-- begin RECORDS FOR THE EXERCISE --

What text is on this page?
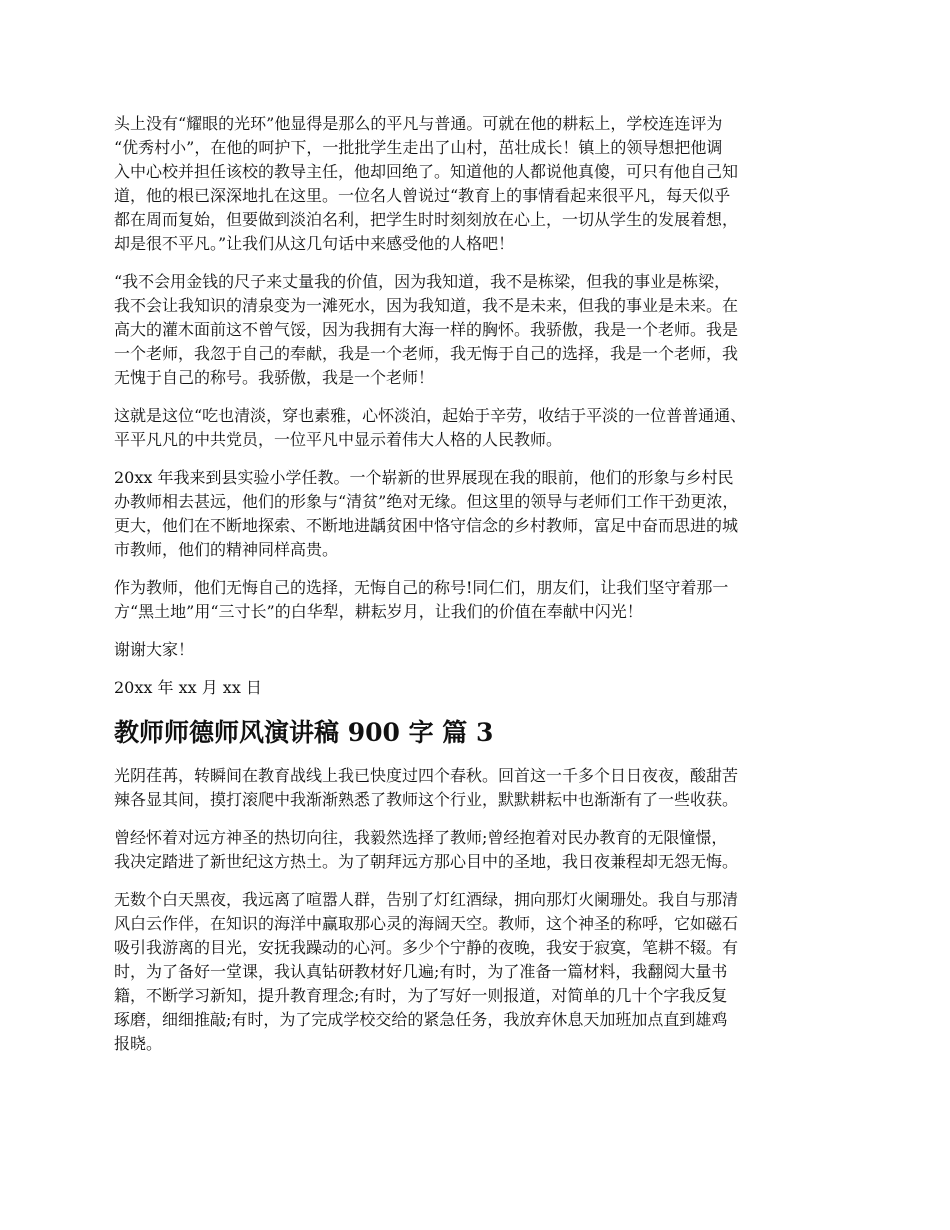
头上没有“耀眼的光环”他显得是那么的平凡与普通。可就在他的耕耘上，学校连连评为
“优秀村小”，在他的呵护下，一批批学生走出了山村，茁壮成长！镇上的领导想把他调
入中心校并担任该校的教导主任，他却回绝了。知道他的人都说他真傻，可只有他自己知
道，他的根已深深地扎在这里。一位名人曾说过“教育上的事情看起来很平凡，每天似乎
都在周而复始，但要做到淡泊名利，把学生时时刻刻放在心上，一切从学生的发展着想，
却是很不平凡。”让我们从这几句话中来感受他的人格吧！

“我不会用金钱的尺子来丈量我的价值，因为我知道，我不是栋梁，但我的事业是栋梁，
我不会让我知识的清泉变为一滩死水，因为我知道，我不是未来，但我的事业是未来。在
高大的灌木面前这不曾气馁，因为我拥有大海一样的胸怀。我骄傲，我是一个老师。我是
一个老师，我忽于自己的奉献，我是一个老师，我无悔于自己的选择，我是一个老师，我
无愧于自己的称号。我骄傲，我是一个老师！

这就是这位“吃也清淡，穿也素雅，心怀淡泊，起始于辛劳，收结于平淡的一位普普通通、
平平凡凡的中共党员，一位平凡中显示着伟大人格的人民教师。

20xx 年我来到县实验小学任教。一个崭新的世界展现在我的眼前，他们的形象与乡村民
办教师相去甚远，他们的形象与“清贫”绝对无缘。但这里的领导与老师们工作干劲更浓，
更大，他们在不断地探索、不断地进龋贫困中恪守信念的乡村教师，富足中奋而思进的城
市教师，他们的精神同样高贵。

作为教师，他们无悔自己的选择，无悔自己的称号!同仁们，朋友们，让我们坚守着那一
方“黑土地”用“三寸长”的白华犁，耕耘岁月，让我们的价值在奉献中闪光！

谢谢大家！

20xx 年 xx 月 xx 日

教师师德师风演讲稿 900 字 篇 3

光阴荏苒，转瞬间在教育战线上我已快度过四个春秋。回首这一千多个日日夜夜，酸甜苦
辣各显其间，摸打滚爬中我渐渐熟悉了教师这个行业，默默耕耘中也渐渐有了一些收获。

曾经怀着对远方神圣的热切向往，我毅然选择了教师;曾经抱着对民办教育的无限憧憬，
我决定踏进了新世纪这方热土。为了朝拜远方那心目中的圣地，我日夜兼程却无怨无悔。

无数个白天黑夜，我远离了喧嚣人群，告别了灯红酒绿，拥向那灯火阑珊处。我自与那清
风白云作伴，在知识的海洋中赢取那心灵的海阔天空。教师，这个神圣的称呼，它如磁石
吸引我游离的目光，安抚我躁动的心河。多少个宁静的夜晚，我安于寂寞，笔耕不辍。有
时，为了备好一堂课，我认真钻研教材好几遍;有时，为了准备一篇材料，我翻阅大量书
籍，不断学习新知，提升教育理念;有时，为了写好一则报道，对简单的几十个字我反复
琢磨，细细推敲;有时，为了完成学校交给的紧急任务，我放弃休息天加班加点直到雄鸡
报晓。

-- end RECORDS FOR THE EXERCISE --

**JOB:**
Only lines with the word "因为我知道" should be collected from the material.

**IN RESPONSE:**
“我不会用金钱的尺子来丈量我的价值，因为我知道，我不是栋梁，但我的事业是栋梁，
我不会让我知识的清泉变为一滩死水，因为我知道，我不是未来，但我的事业是未来。在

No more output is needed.